**What is being asked:**
Copy every line with the string "Directivity" in it.

--- begin Recorded data ---

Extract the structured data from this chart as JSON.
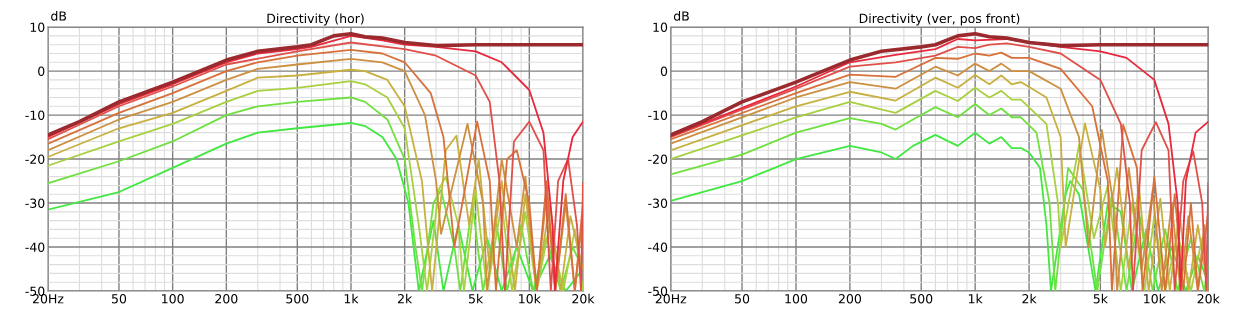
{
  "chart_data": [
    {
      "type": "line",
      "title": "Directivity (hor)",
      "ylabel": "dB",
      "log": "x",
      "grid": true,
      "xlim": [
        20,
        20000
      ],
      "xticks": [
        {
          "value": 20,
          "label": "20Hz"
        },
        50,
        100,
        200,
        500,
        {
          "value": 1000,
          "label": "1k"
        },
        {
          "value": 2000,
          "label": "2k"
        },
        {
          "value": 5000,
          "label": "5k"
        },
        {
          "value": 10000,
          "label": "10k"
        },
        {
          "value": 20000,
          "label": "20k"
        }
      ],
      "ylim": [
        -50,
        10
      ],
      "yticks": [
        -50,
        -40,
        -30,
        -20,
        -10,
        0,
        10
      ],
      "series": [
        {
          "color": "#9a2a2e",
          "x": [
            20,
            30,
            50,
            100,
            200,
            300,
            500,
            600,
            800,
            1000,
            1200,
            1500,
            2000,
            3000,
            5000,
            10000,
            20000
          ],
          "values": [
            -14.5,
            -11.5,
            -7,
            -2.5,
            2.5,
            4.5,
            5.5,
            6,
            8,
            8.5,
            7.8,
            7.5,
            6.5,
            5.8,
            6,
            6,
            6
          ]
        },
        {
          "color": "#e8283c",
          "x": [
            20,
            50,
            100,
            200,
            300,
            500,
            600,
            1000,
            1500,
            2000,
            3000,
            5000,
            7000,
            10000,
            12000,
            13500,
            13900,
            15500,
            17500,
            20000
          ],
          "values": [
            -15,
            -7.5,
            -3,
            2,
            4,
            5,
            5.5,
            8,
            7,
            6,
            5.5,
            4.5,
            2,
            -4.3,
            -14,
            -35,
            -50,
            -25,
            -15,
            -11.5
          ]
        },
        {
          "color": "#e0504a",
          "x": [
            20,
            50,
            100,
            200,
            500,
            1000,
            2000,
            3000,
            5000,
            6000,
            6800,
            7300,
            8200,
            10000,
            12000,
            13200,
            14500,
            16500,
            18500,
            19500,
            20000
          ],
          "values": [
            -15.5,
            -8,
            -3.5,
            1.5,
            4.5,
            6.5,
            5,
            3.5,
            -1,
            -7,
            -25,
            -50,
            -16,
            -11.5,
            -18,
            -50,
            -25,
            -20,
            -35,
            -50,
            -25.5
          ]
        },
        {
          "color": "#d8703a",
          "x": [
            20,
            50,
            100,
            200,
            300,
            500,
            1000,
            1500,
            2000,
            2800,
            3300,
            3800,
            5100,
            6000,
            6500,
            7500,
            8500,
            10000,
            11000,
            12500,
            14000,
            16000,
            18000,
            20000
          ],
          "values": [
            -16.5,
            -9.5,
            -5,
            0,
            2,
            3.5,
            4.8,
            4,
            2,
            -5,
            -15,
            -40,
            -11.5,
            -25,
            -50,
            -20,
            -18,
            -30,
            -50,
            -25,
            -50,
            -28,
            -50,
            -30
          ]
        },
        {
          "color": "#cc9040",
          "x": [
            20,
            50,
            100,
            200,
            300,
            500,
            1000,
            1500,
            2000,
            2600,
            3000,
            3200,
            4500,
            5500,
            5800,
            7000,
            8500,
            9500,
            11000,
            12500,
            14000,
            16000,
            18000,
            20000
          ],
          "values": [
            -18,
            -11,
            -7,
            -2,
            0.5,
            1.5,
            2.8,
            2,
            0,
            -10,
            -25,
            -37,
            -12,
            -30,
            -50,
            -20,
            -40,
            -24,
            -50,
            -28,
            -50,
            -30,
            -50,
            -32
          ]
        },
        {
          "color": "#c8b040",
          "x": [
            20,
            50,
            100,
            200,
            300,
            500,
            1000,
            1200,
            1600,
            2000,
            2500,
            2850,
            3400,
            3900,
            4600,
            5200,
            6000,
            7000,
            8300,
            9500,
            11000,
            13000,
            15000,
            17000,
            20000
          ],
          "values": [
            -19.5,
            -13,
            -9.5,
            -4.5,
            -1.5,
            -1,
            0.3,
            0,
            -2,
            -8,
            -25,
            -50,
            -18,
            -14.7,
            -35,
            -20,
            -45,
            -25,
            -50,
            -28,
            -50,
            -30,
            -50,
            -33,
            -45
          ]
        },
        {
          "color": "#a8d040",
          "x": [
            20,
            50,
            100,
            200,
            300,
            500,
            1000,
            1200,
            1600,
            2000,
            2400,
            2670,
            3100,
            3400,
            4000,
            4300,
            5000,
            5800,
            7000,
            8000,
            9500,
            11000,
            13000,
            15500,
            18000,
            20000
          ],
          "values": [
            -21.5,
            -16,
            -12,
            -7,
            -4.5,
            -3.8,
            -2.3,
            -3,
            -6,
            -13,
            -35,
            -50,
            -27,
            -24,
            -35,
            -50,
            -27,
            -50,
            -30,
            -50,
            -32,
            -50,
            -35,
            -50,
            -36,
            -50
          ]
        },
        {
          "color": "#70e040",
          "x": [
            20,
            50,
            100,
            200,
            300,
            500,
            1000,
            1200,
            1600,
            2000,
            2300,
            2500,
            2900,
            3200,
            3800,
            4100,
            4800,
            5500,
            6500,
            7500,
            9000,
            10500,
            12500,
            15000,
            17500,
            20000
          ],
          "values": [
            -25.5,
            -20.5,
            -16,
            -10,
            -8,
            -7,
            -6,
            -7,
            -11,
            -20,
            -40,
            -50,
            -30,
            -27,
            -40,
            -50,
            -30,
            -50,
            -34,
            -50,
            -35,
            -50,
            -38,
            -50,
            -40,
            -45
          ]
        },
        {
          "color": "#40e840",
          "x": [
            20,
            50,
            100,
            200,
            300,
            500,
            1000,
            1200,
            1500,
            1800,
            2100,
            2400,
            2900,
            3300,
            4000,
            4800,
            5800,
            7000,
            8500,
            10500,
            13000,
            16000,
            20000
          ],
          "values": [
            -31.5,
            -27.5,
            -22,
            -16.5,
            -14,
            -13,
            -11.8,
            -12.5,
            -15,
            -20,
            -30,
            -50,
            -34,
            -50,
            -35,
            -50,
            -38,
            -50,
            -40,
            -50,
            -42,
            -50,
            -45
          ]
        }
      ]
    },
    {
      "type": "line",
      "title": "Directivity (ver, pos front)",
      "ylabel": "dB",
      "log": "x",
      "grid": true,
      "xlim": [
        20,
        20000
      ],
      "xticks": [
        {
          "value": 20,
          "label": "20Hz"
        },
        50,
        100,
        200,
        500,
        {
          "value": 1000,
          "label": "1k"
        },
        {
          "value": 2000,
          "label": "2k"
        },
        {
          "value": 5000,
          "label": "5k"
        },
        {
          "value": 10000,
          "label": "10k"
        },
        {
          "value": 20000,
          "label": "20k"
        }
      ],
      "ylim": [
        -50,
        10
      ],
      "yticks": [
        -50,
        -40,
        -30,
        -20,
        -10,
        0,
        10
      ],
      "series": [
        {
          "color": "#9a2a2e",
          "x": [
            20,
            30,
            50,
            100,
            200,
            300,
            500,
            600,
            800,
            1000,
            1200,
            1500,
            2000,
            3000,
            5000,
            10000,
            20000
          ],
          "values": [
            -14.5,
            -11.5,
            -7,
            -2.5,
            2.5,
            4.5,
            5.5,
            6,
            8,
            8.5,
            7.8,
            7.5,
            6.5,
            5.8,
            6,
            6,
            6
          ]
        },
        {
          "color": "#e8283c",
          "x": [
            20,
            100,
            200,
            360,
            600,
            800,
            1000,
            1500,
            2000,
            3000,
            5000,
            7000,
            10000,
            12000,
            13500,
            14000,
            15000,
            17000,
            20000
          ],
          "values": [
            -14.8,
            -3.5,
            2,
            3.7,
            5,
            7.3,
            7,
            7.3,
            6.5,
            5.5,
            4.5,
            3,
            -2,
            -12,
            -30,
            -50,
            -25,
            -14,
            -11.5
          ]
        },
        {
          "color": "#e0504a",
          "x": [
            20,
            100,
            200,
            360,
            600,
            800,
            1000,
            1200,
            1500,
            2000,
            3000,
            5000,
            6500,
            7300,
            7600,
            8500,
            10200,
            12000,
            13000,
            14500,
            16500,
            18500,
            19500,
            20000
          ],
          "values": [
            -15,
            -4,
            1,
            2,
            3.5,
            5.5,
            5.2,
            6,
            6.3,
            5.5,
            4,
            -2,
            -12,
            -30,
            -50,
            -18,
            -11.6,
            -18,
            -50,
            -25,
            -18.3,
            -30,
            -50,
            -25.5
          ]
        },
        {
          "color": "#d8703a",
          "x": [
            20,
            100,
            200,
            360,
            600,
            800,
            1000,
            1200,
            1400,
            1600,
            2000,
            3000,
            4500,
            5500,
            5800,
            6700,
            8000,
            8600,
            10000,
            11500,
            13000,
            14500,
            16000,
            17500,
            20000
          ],
          "values": [
            -15.5,
            -5,
            -0.8,
            -1.3,
            3,
            2.8,
            4,
            3.5,
            4.2,
            3,
            3,
            0.5,
            -8,
            -25,
            -50,
            -12.2,
            -22,
            -50,
            -24,
            -50,
            -28,
            -50,
            -30,
            -50,
            -32
          ]
        },
        {
          "color": "#cc9040",
          "x": [
            20,
            100,
            200,
            360,
            600,
            800,
            1000,
            1200,
            1400,
            1600,
            2000,
            3000,
            3800,
            4300,
            5100,
            5900,
            6200,
            7200,
            8500,
            9800,
            11000,
            12500,
            14000,
            15500,
            17500,
            19000,
            20000
          ],
          "values": [
            -16.5,
            -6,
            -2.5,
            -4,
            1,
            -1,
            1.7,
            0,
            1.7,
            0,
            0,
            -4,
            -15,
            -40,
            -13.4,
            -30,
            -50,
            -22,
            -45,
            -27,
            -50,
            -30,
            -50,
            -33,
            -50,
            -35,
            -50
          ]
        },
        {
          "color": "#c8b040",
          "x": [
            20,
            100,
            200,
            360,
            600,
            800,
            1000,
            1200,
            1400,
            1600,
            1800,
            2500,
            3000,
            3200,
            4100,
            5000,
            5300,
            6200,
            7200,
            8200,
            9300,
            10800,
            12200,
            13800,
            15500,
            17500,
            20000
          ],
          "values": [
            -18,
            -8,
            -4.7,
            -6.7,
            -1.5,
            -3.8,
            -0.9,
            -3,
            -1,
            -3,
            -2.5,
            -6,
            -15,
            -40,
            -11.9,
            -27,
            -40,
            -22,
            -45,
            -26,
            -50,
            -29,
            -50,
            -32,
            -50,
            -35,
            -50
          ]
        },
        {
          "color": "#a8d040",
          "x": [
            20,
            100,
            200,
            360,
            600,
            800,
            1000,
            1200,
            1400,
            1600,
            1800,
            2500,
            2900,
            3000,
            3800,
            4600,
            5500,
            6500,
            7500,
            8800,
            10000,
            11500,
            13500,
            16000,
            18500,
            20000
          ],
          "values": [
            -20,
            -10.5,
            -7,
            -9.5,
            -4.5,
            -6.8,
            -3.8,
            -6,
            -4.5,
            -6.5,
            -6.5,
            -12,
            -30,
            -40,
            -16.8,
            -38,
            -26,
            -50,
            -30,
            -50,
            -33,
            -50,
            -37,
            -50,
            -38,
            -45
          ]
        },
        {
          "color": "#70e040",
          "x": [
            20,
            50,
            100,
            200,
            300,
            360,
            450,
            600,
            800,
            1000,
            1200,
            1400,
            1600,
            1800,
            2200,
            2600,
            2800,
            3300,
            4000,
            4800,
            5800,
            7000,
            8200,
            9800,
            11500,
            13500,
            16000,
            19000,
            20000
          ],
          "values": [
            -23.5,
            -19,
            -14,
            -10.7,
            -12,
            -13.3,
            -11,
            -8.2,
            -10.5,
            -7.5,
            -10,
            -8.5,
            -10.5,
            -10.5,
            -14,
            -30,
            -50,
            -22,
            -27,
            -50,
            -28,
            -50,
            -32,
            -50,
            -36,
            -50,
            -38,
            -50,
            -44
          ]
        },
        {
          "color": "#40e840",
          "x": [
            20,
            50,
            100,
            200,
            300,
            360,
            450,
            600,
            800,
            1000,
            1200,
            1400,
            1600,
            1800,
            2000,
            2300,
            2500,
            2650,
            3200,
            3400,
            3800,
            4700,
            5500,
            6500,
            7500,
            9000,
            10500,
            12500,
            15000,
            17500,
            20000
          ],
          "values": [
            -29.5,
            -25,
            -20,
            -17,
            -18.5,
            -20,
            -17,
            -14.5,
            -17,
            -14,
            -16.5,
            -15,
            -17.5,
            -17.5,
            -18.5,
            -22,
            -35,
            -50,
            -28,
            -25,
            -28,
            -50,
            -30,
            -32,
            -50,
            -36,
            -50,
            -40,
            -50,
            -42,
            -48
          ]
        }
      ]
    }
  ]
}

--- end Recorded data ---

**Solution to this exercise:**
      "title": "Directivity (hor)",
      "title": "Directivity (ver, pos front)",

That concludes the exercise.